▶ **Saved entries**
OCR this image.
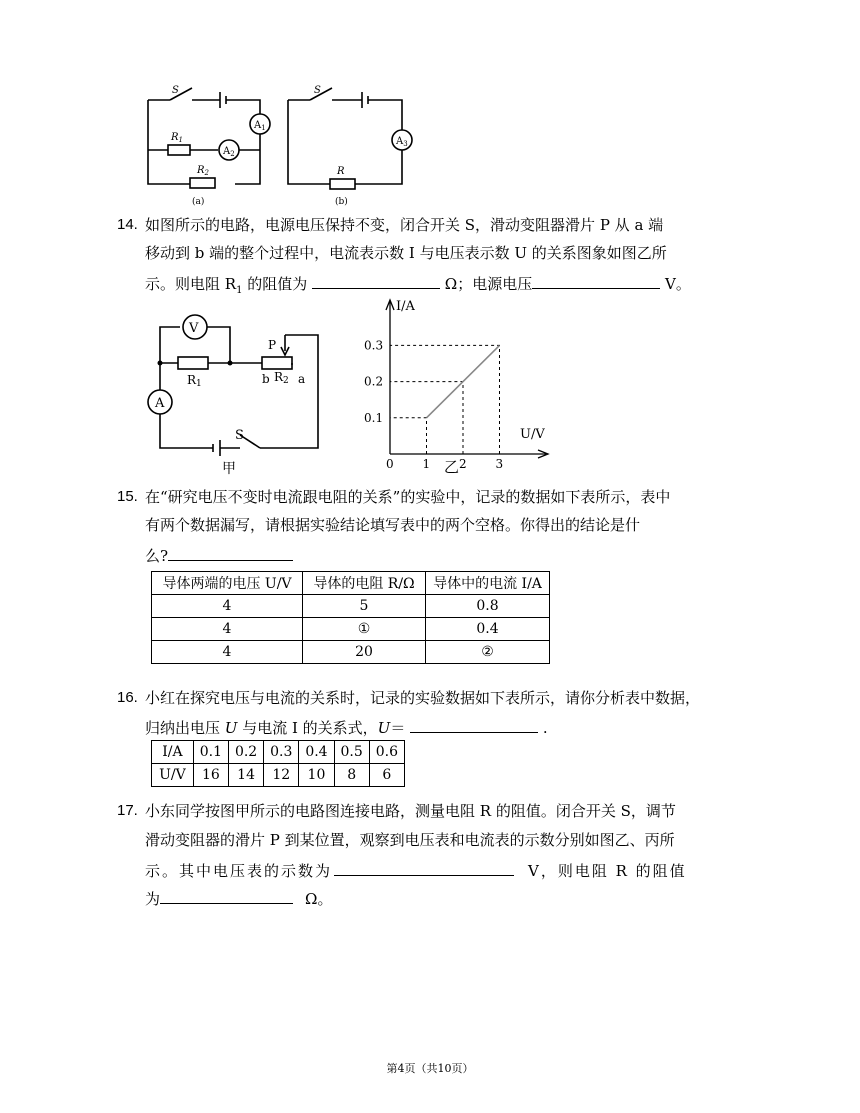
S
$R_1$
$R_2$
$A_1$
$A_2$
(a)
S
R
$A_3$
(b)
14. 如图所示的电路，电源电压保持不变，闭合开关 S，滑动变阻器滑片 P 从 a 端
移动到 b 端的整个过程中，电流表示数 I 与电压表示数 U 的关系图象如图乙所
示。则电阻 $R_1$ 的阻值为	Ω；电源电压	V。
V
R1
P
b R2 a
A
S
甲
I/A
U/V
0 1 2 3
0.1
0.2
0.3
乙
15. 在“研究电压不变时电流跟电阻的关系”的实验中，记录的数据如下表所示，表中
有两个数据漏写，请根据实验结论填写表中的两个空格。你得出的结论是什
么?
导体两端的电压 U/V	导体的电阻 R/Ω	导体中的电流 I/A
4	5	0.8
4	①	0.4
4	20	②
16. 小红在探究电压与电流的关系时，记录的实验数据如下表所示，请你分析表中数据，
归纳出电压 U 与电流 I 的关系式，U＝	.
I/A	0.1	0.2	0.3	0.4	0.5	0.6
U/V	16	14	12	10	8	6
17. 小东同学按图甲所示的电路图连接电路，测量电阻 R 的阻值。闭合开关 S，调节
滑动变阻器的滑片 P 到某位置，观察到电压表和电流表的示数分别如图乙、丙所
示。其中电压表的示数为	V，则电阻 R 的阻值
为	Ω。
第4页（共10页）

▶ **Set exercise**
Repeat the material above word for word and skip every image in it.

▶ **Expected output**
OCR this image.
S
$R_1$
$R_2$
$A_1$
$A_2$
(a)
S
R
$A_3$
(b)
14. 如图所示的电路，电源电压保持不变，闭合开关 S，滑动变阻器滑片 P 从 a 端
移动到 b 端的整个过程中，电流表示数 I 与电压表示数 U 的关系图象如图乙所
示。则电阻 $R_1$ 的阻值为	Ω；电源电压	V。
V
R1
P
b R2 a
A
S
甲
I/A
U/V
0 1 2 3
0.1
0.2
0.3
乙
15. 在“研究电压不变时电流跟电阻的关系”的实验中，记录的数据如下表所示，表中
有两个数据漏写，请根据实验结论填写表中的两个空格。你得出的结论是什
么?
导体两端的电压 U/V	导体的电阻 R/Ω	导体中的电流 I/A
4	5	0.8
4	①	0.4
4	20	②
16. 小红在探究电压与电流的关系时，记录的实验数据如下表所示，请你分析表中数据，
归纳出电压 U 与电流 I 的关系式，U＝	.
I/A	0.1	0.2	0.3	0.4	0.5	0.6
U/V	16	14	12	10	8	6
17. 小东同学按图甲所示的电路图连接电路，测量电阻 R 的阻值。闭合开关 S，调节
滑动变阻器的滑片 P 到某位置，观察到电压表和电流表的示数分别如图乙、丙所
示。其中电压表的示数为	V，则电阻 R 的阻值
为	Ω。
第4页（共10页）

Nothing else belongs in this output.